## What needs to be done
Return all lines where the word "iterations" can be found.
────────
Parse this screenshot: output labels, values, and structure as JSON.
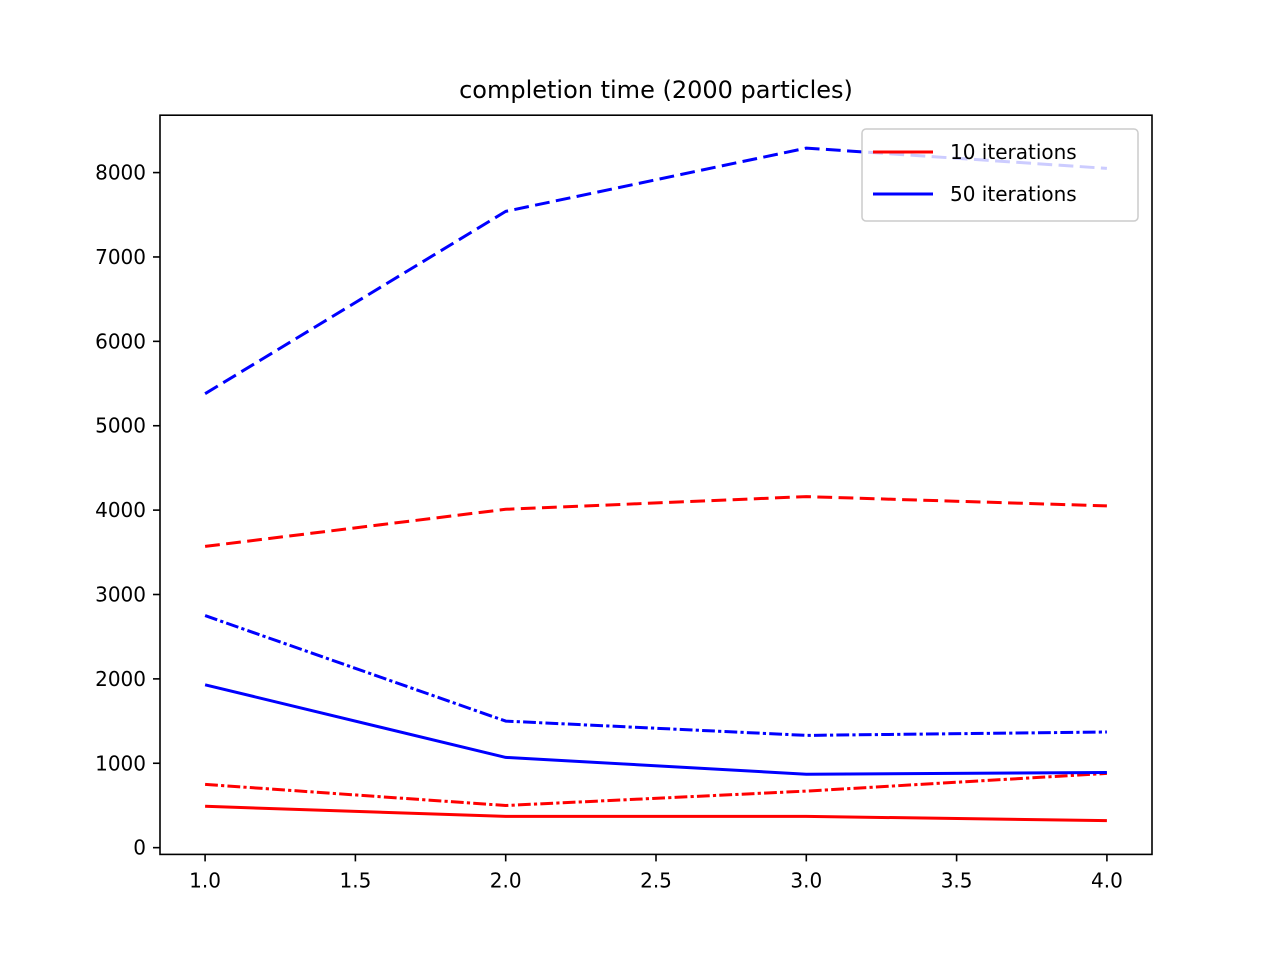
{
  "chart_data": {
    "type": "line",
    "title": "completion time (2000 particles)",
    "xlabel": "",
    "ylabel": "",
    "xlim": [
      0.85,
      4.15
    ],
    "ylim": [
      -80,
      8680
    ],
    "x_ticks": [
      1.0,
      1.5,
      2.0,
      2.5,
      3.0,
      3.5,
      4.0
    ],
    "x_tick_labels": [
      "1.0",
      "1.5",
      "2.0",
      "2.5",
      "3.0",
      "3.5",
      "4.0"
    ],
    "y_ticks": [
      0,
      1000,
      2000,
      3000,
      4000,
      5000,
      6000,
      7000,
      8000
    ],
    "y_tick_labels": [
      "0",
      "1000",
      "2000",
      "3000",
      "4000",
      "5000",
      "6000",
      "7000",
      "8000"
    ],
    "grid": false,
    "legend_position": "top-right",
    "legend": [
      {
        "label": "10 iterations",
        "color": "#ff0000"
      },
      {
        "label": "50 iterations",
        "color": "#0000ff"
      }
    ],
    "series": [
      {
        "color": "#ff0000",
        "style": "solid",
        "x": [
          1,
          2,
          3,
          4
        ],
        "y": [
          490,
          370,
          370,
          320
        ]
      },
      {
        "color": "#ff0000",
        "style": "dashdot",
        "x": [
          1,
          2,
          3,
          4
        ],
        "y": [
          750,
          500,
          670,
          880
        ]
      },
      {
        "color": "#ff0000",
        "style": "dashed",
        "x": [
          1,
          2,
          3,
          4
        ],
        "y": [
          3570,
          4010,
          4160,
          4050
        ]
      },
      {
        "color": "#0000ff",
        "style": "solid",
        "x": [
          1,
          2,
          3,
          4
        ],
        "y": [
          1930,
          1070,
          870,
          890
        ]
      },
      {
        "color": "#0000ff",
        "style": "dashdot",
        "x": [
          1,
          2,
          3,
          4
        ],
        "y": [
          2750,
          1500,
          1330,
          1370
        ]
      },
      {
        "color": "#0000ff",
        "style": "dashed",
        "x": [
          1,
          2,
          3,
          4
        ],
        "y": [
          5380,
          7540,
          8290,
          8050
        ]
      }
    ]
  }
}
────────
## Output
        "label": "10 iterations",
        "label": "50 iterations",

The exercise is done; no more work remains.